(Data to use):
start

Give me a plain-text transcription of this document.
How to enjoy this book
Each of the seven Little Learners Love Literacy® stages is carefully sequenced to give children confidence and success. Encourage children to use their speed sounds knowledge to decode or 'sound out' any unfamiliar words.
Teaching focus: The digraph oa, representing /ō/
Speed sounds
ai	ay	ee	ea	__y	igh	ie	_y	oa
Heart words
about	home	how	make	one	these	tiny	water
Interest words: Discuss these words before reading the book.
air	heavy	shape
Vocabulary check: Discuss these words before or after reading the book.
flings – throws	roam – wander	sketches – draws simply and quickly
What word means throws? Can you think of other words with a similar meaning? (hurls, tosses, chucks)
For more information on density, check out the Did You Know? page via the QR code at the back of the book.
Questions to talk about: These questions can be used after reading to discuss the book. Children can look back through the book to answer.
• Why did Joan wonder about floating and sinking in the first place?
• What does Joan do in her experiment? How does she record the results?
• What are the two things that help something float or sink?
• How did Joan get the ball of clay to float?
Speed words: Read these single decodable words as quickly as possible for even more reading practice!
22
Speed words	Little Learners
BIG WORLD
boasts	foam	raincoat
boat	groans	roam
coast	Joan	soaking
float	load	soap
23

end
start

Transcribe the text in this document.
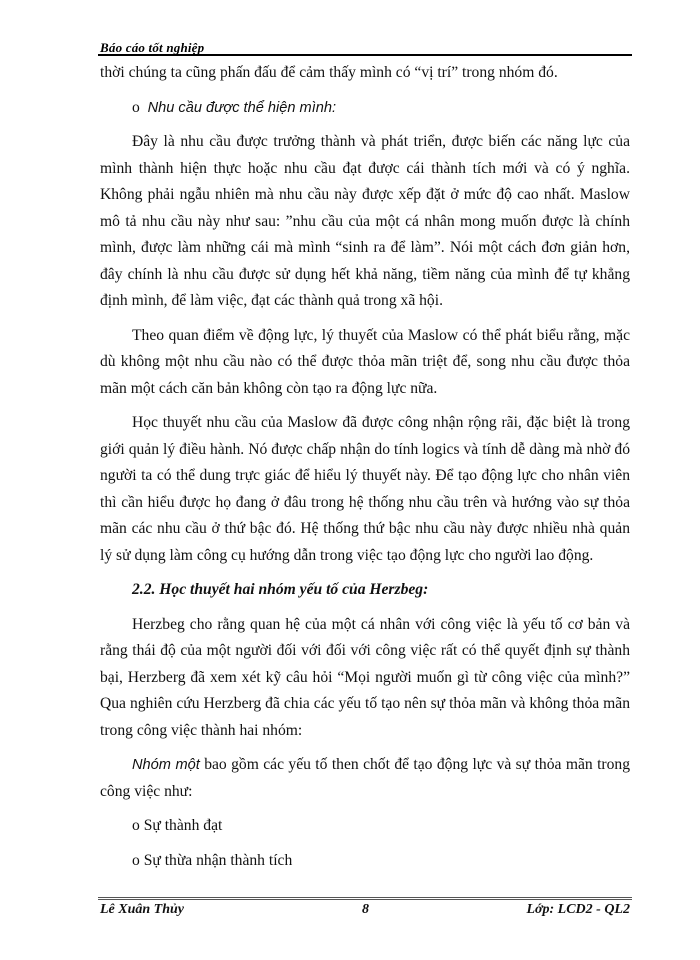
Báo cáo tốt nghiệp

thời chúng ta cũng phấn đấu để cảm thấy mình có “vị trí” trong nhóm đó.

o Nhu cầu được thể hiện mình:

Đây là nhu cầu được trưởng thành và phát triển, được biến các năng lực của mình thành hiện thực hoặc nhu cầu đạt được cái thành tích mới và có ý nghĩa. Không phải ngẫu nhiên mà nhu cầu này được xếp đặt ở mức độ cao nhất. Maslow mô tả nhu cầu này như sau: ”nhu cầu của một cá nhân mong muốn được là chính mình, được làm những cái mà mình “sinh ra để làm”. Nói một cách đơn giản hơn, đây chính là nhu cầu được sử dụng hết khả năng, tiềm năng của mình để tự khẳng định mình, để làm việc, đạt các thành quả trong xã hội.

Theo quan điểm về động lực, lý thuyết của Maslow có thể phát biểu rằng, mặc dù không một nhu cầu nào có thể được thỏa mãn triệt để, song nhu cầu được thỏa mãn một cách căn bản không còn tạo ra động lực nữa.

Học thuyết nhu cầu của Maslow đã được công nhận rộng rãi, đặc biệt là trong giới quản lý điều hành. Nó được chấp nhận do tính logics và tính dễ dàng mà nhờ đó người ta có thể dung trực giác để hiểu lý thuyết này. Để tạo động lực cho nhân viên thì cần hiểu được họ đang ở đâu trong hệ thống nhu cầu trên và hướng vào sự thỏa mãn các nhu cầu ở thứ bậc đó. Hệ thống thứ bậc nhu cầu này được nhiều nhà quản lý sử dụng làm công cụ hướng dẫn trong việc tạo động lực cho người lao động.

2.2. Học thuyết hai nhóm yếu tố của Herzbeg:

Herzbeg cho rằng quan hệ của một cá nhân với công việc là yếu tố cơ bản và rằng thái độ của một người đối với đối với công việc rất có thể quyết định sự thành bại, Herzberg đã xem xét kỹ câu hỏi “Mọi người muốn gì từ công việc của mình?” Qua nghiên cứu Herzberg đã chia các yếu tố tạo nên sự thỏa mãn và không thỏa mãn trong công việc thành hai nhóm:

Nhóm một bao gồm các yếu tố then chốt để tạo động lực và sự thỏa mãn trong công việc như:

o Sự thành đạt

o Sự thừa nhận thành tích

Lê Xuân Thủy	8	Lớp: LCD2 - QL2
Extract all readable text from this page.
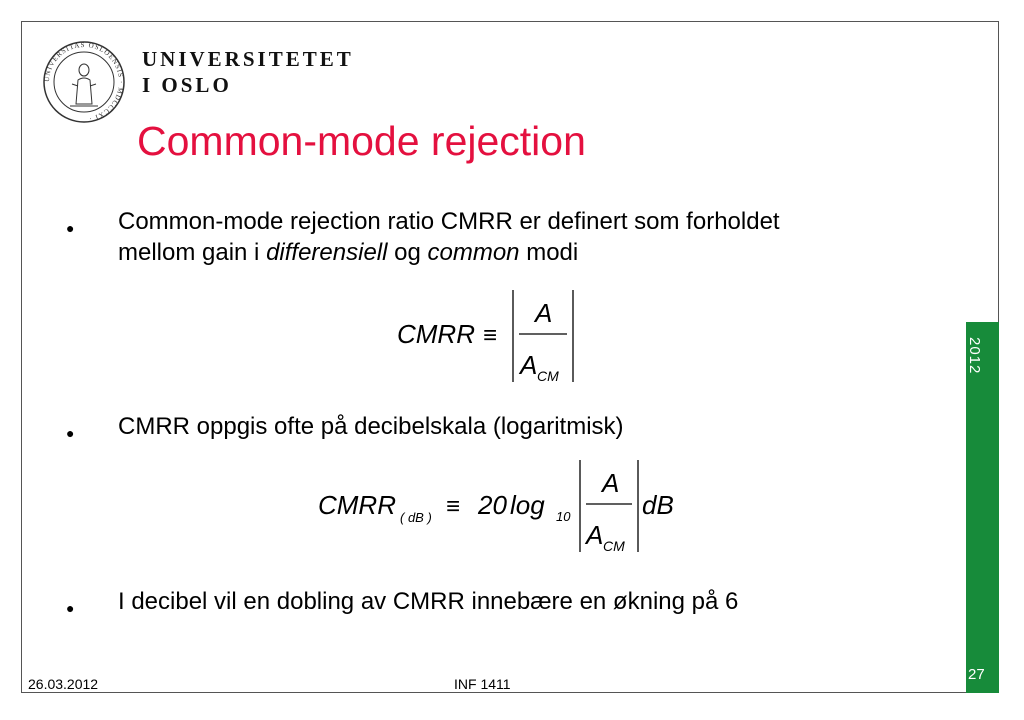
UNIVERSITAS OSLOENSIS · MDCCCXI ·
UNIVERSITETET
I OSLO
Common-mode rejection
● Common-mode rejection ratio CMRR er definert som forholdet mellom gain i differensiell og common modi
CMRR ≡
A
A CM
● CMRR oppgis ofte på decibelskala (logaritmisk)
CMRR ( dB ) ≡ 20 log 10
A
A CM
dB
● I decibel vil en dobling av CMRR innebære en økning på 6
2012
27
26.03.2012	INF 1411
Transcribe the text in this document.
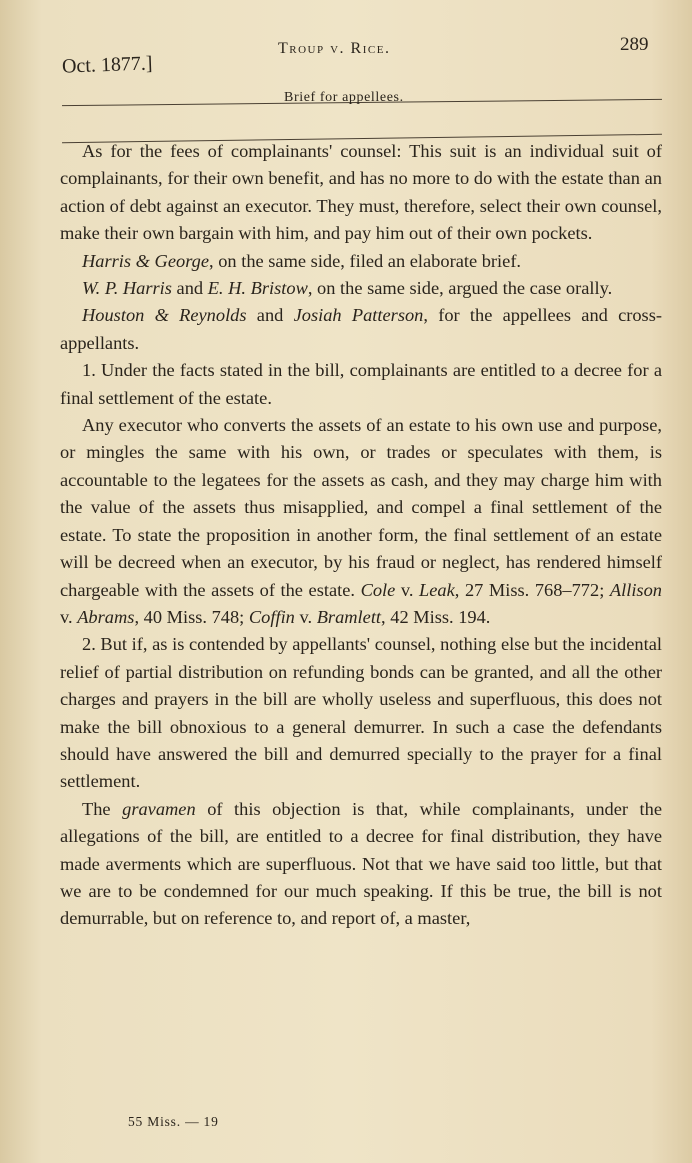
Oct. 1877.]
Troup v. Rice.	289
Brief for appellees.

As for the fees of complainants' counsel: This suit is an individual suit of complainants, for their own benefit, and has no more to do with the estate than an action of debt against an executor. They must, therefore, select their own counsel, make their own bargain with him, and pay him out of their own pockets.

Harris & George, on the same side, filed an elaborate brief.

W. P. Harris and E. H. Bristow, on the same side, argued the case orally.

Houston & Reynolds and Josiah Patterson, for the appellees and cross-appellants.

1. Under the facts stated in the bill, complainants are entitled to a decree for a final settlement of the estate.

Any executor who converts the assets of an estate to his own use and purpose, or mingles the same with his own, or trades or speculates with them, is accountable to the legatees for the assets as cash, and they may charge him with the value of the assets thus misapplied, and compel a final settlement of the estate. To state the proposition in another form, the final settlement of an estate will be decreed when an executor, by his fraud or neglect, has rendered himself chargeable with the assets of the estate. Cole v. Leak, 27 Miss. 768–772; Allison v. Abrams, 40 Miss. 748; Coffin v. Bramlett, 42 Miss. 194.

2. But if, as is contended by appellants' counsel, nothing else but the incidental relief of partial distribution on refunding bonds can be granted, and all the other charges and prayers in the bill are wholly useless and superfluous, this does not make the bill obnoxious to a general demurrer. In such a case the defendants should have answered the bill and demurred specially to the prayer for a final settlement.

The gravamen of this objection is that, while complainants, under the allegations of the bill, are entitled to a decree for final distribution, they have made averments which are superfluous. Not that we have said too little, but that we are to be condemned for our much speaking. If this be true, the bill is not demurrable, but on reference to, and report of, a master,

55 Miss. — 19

end

(What is expected): Which lines hold the word "superfluous"? Copy each of them from the records.

(Finished answer):
2. But if, as is contended by appellants' counsel, nothing else but the incidental relief of partial distribution on refunding bonds can be granted, and all the other charges and prayers in the bill are wholly useless and superfluous, this does not make the bill obnoxious to a general demurrer. In such a case the defendants should have answered the bill and demurred specially to the prayer for a final settlement.
The gravamen of this objection is that, while complainants, under the allegations of the bill, are entitled to a decree for final distribution, they have made averments which are superfluous. Not that we have said too little, but that we are to be condemned for our much speaking. If this be true, the bill is not demurrable, but on reference to, and report of, a master,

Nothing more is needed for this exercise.